§ **Task requirements**
Scan the entries below and extract each line with the word "Мария" in it.

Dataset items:
# # # #

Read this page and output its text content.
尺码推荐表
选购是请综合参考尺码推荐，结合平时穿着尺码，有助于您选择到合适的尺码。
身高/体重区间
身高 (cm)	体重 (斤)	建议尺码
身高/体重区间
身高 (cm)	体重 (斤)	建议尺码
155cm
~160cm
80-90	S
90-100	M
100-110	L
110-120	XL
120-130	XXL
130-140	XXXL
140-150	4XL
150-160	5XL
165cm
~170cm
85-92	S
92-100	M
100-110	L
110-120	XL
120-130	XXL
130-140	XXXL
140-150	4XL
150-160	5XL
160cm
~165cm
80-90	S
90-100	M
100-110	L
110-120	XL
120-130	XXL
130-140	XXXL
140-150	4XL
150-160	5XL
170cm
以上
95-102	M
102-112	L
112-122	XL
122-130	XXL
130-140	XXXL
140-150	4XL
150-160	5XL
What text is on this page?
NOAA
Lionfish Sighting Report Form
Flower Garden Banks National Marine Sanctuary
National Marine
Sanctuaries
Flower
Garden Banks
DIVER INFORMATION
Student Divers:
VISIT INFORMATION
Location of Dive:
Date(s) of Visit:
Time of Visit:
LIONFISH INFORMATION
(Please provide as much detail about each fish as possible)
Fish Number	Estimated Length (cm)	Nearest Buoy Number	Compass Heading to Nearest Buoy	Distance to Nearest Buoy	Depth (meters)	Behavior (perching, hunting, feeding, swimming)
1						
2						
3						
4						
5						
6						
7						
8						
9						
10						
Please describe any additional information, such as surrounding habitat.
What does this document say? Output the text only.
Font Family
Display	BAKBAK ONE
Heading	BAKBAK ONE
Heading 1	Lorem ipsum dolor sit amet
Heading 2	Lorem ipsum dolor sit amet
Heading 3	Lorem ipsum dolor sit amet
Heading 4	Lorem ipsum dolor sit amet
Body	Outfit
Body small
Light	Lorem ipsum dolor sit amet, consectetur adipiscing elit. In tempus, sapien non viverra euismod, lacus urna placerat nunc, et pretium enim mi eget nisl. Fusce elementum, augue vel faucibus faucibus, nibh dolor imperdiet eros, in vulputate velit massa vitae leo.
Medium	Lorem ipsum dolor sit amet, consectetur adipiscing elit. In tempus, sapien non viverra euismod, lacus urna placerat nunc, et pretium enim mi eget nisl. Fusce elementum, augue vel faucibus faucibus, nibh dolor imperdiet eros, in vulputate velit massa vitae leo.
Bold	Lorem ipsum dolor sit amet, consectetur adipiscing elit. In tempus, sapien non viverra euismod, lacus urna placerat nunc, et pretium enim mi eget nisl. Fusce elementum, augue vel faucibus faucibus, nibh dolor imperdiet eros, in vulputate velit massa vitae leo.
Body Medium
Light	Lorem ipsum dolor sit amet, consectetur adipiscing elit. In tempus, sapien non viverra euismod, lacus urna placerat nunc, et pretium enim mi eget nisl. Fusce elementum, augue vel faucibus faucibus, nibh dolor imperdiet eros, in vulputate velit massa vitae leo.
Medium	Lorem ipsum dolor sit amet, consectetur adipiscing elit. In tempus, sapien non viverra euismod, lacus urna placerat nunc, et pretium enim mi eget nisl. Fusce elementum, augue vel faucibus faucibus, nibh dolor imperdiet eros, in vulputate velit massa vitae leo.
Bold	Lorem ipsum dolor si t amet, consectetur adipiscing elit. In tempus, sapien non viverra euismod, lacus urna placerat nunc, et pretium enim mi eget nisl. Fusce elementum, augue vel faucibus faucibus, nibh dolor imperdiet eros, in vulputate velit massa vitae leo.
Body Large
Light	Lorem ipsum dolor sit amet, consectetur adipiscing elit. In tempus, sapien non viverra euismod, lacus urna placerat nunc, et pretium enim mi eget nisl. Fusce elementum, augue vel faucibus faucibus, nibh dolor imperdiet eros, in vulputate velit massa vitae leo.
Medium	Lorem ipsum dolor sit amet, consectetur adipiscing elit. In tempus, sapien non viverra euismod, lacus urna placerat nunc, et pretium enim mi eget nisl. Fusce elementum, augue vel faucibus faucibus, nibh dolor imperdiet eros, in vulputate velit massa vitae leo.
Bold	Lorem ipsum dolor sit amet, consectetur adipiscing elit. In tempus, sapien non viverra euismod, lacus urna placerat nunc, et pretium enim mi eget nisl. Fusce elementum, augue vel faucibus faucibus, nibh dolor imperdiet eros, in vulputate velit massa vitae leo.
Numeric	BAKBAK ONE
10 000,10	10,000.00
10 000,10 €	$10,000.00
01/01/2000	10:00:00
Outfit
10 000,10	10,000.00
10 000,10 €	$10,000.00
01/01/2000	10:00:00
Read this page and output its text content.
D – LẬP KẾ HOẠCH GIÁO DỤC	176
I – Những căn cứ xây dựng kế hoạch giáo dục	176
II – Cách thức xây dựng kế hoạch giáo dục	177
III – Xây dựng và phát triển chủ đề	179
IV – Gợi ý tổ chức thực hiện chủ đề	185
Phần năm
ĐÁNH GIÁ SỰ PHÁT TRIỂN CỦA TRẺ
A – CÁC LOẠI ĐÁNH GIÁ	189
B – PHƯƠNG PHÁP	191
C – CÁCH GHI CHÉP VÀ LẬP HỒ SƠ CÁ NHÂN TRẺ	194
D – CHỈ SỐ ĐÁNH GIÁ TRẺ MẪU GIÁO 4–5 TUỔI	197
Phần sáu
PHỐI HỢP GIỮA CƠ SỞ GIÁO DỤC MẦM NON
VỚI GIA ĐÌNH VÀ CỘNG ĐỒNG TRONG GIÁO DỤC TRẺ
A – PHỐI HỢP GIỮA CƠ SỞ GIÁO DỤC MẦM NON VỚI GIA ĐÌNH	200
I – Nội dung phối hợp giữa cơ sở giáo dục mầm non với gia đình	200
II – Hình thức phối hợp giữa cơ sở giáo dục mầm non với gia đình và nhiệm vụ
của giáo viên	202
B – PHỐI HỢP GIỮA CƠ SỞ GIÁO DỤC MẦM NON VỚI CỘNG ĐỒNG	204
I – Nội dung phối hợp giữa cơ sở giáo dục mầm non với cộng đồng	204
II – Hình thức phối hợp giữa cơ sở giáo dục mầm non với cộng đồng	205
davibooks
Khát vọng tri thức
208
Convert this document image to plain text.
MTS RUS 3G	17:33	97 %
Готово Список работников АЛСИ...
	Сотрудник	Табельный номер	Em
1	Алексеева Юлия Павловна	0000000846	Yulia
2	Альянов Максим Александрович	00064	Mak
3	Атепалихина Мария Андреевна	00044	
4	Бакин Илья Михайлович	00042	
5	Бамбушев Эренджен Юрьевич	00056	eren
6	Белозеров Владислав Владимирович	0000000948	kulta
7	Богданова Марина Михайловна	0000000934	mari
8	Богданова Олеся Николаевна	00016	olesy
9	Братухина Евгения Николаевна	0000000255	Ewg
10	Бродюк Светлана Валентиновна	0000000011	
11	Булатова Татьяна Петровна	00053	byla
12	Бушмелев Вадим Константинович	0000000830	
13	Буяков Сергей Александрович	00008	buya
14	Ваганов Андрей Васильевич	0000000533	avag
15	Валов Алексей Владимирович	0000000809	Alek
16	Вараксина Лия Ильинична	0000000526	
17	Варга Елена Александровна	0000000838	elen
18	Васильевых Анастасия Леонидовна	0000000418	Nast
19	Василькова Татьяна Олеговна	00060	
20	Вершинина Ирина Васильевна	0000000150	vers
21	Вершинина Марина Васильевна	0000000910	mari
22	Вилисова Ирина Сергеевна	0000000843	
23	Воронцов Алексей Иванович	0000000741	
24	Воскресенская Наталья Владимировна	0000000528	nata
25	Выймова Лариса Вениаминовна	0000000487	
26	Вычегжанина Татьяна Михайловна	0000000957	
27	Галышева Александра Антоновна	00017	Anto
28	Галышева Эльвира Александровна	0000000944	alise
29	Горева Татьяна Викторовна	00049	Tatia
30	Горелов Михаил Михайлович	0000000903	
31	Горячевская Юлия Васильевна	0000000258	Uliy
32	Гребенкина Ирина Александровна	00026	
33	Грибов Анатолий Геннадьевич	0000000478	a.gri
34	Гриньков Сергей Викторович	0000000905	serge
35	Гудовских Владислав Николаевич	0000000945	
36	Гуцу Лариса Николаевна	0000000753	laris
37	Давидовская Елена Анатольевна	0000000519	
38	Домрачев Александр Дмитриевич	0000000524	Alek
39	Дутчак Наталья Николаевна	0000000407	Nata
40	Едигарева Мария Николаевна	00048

# # # #

§ **Exercise answer**
3	Атепалихина Мария Андреевна	00044	
40	Едигарева Мария Николаевна	00048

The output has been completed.